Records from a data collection
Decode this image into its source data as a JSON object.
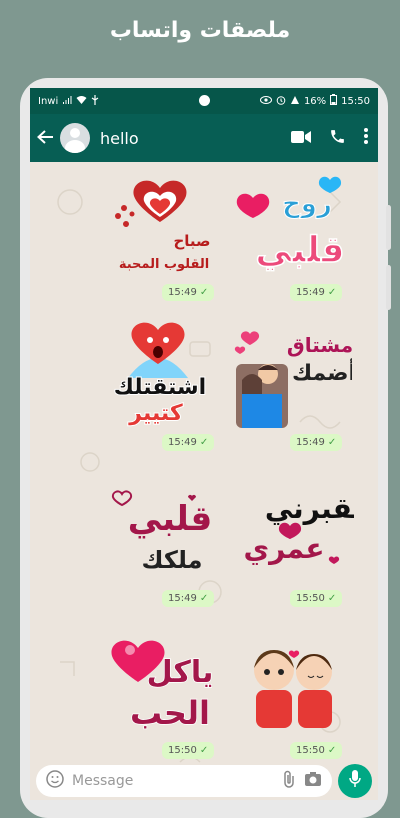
{
  "banner": {
    "title": "ملصقات واتساب"
  },
  "statusbar": {
    "carrier": "Inwi",
    "battery": "16%",
    "time": "15:50"
  },
  "appbar": {
    "contact_name": "hello"
  },
  "stickers": [
    {
      "text_lines": [
        "روح",
        "قلبي"
      ],
      "time": "15:49"
    },
    {
      "text_lines": [
        "صباح",
        "القلوب المحبة"
      ],
      "time": "15:49"
    },
    {
      "text_lines": [
        "مشتاق",
        "أضمك"
      ],
      "time": "15:49"
    },
    {
      "text_lines": [
        "اشتقتلك",
        "كتيير"
      ],
      "time": "15:49"
    },
    {
      "text_lines": [
        "تقبرني",
        "عمري"
      ],
      "time": "15:50"
    },
    {
      "text_lines": [
        "قلبي",
        "ملكك"
      ],
      "time": "15:49"
    },
    {
      "text_lines": [],
      "time": "15:50"
    },
    {
      "text_lines": [
        "ياكل",
        "الحب"
      ],
      "time": "15:50"
    }
  ],
  "input": {
    "placeholder": "Message"
  },
  "colors": {
    "header": "#075e54",
    "bubble": "#dcf8c6",
    "accent": "#00a884"
  }
}
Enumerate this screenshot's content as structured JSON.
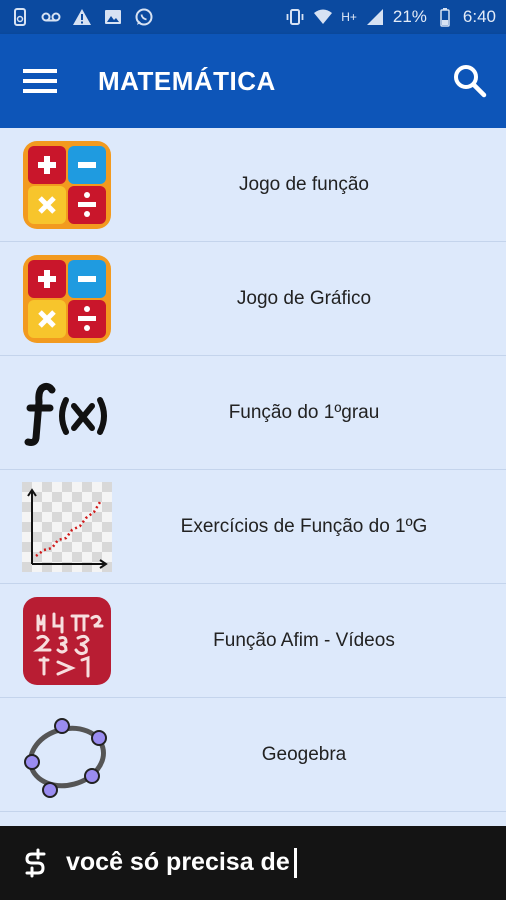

**Task prompt:** Repeat each line of the records above exactly, but do not copy the pictures.

**Full output:**
Decode this image into its source data as a JSON object.
{
  "banner": {
    "title": "ملصقات واتساب"
  },
  "statusbar": {
    "carrier": "Inwi",
    "battery": "16%",
    "time": "15:50"
  },
  "appbar": {
    "contact_name": "hello"
  },
  "stickers": [
    {
      "text_lines": [
        "روح",
        "قلبي"
      ],
      "time": "15:49"
    },
    {
      "text_lines": [
        "صباح",
        "القلوب المحبة"
      ],
      "time": "15:49"
    },
    {
      "text_lines": [
        "مشتاق",
        "أضمك"
      ],
      "time": "15:49"
    },
    {
      "text_lines": [
        "اشتقتلك",
        "كتيير"
      ],
      "time": "15:49"
    },
    {
      "text_lines": [
        "تقبرني",
        "عمري"
      ],
      "time": "15:50"
    },
    {
      "text_lines": [
        "قلبي",
        "ملكك"
      ],
      "time": "15:49"
    },
    {
      "text_lines": [],
      "time": "15:50"
    },
    {
      "text_lines": [
        "ياكل",
        "الحب"
      ],
      "time": "15:50"
    }
  ],
  "input": {
    "placeholder": "Message"
  },
  "colors": {
    "header": "#075e54",
    "bubble": "#dcf8c6",
    "accent": "#00a884"
  }
}
Enumerate this screenshot's content as structured JSON.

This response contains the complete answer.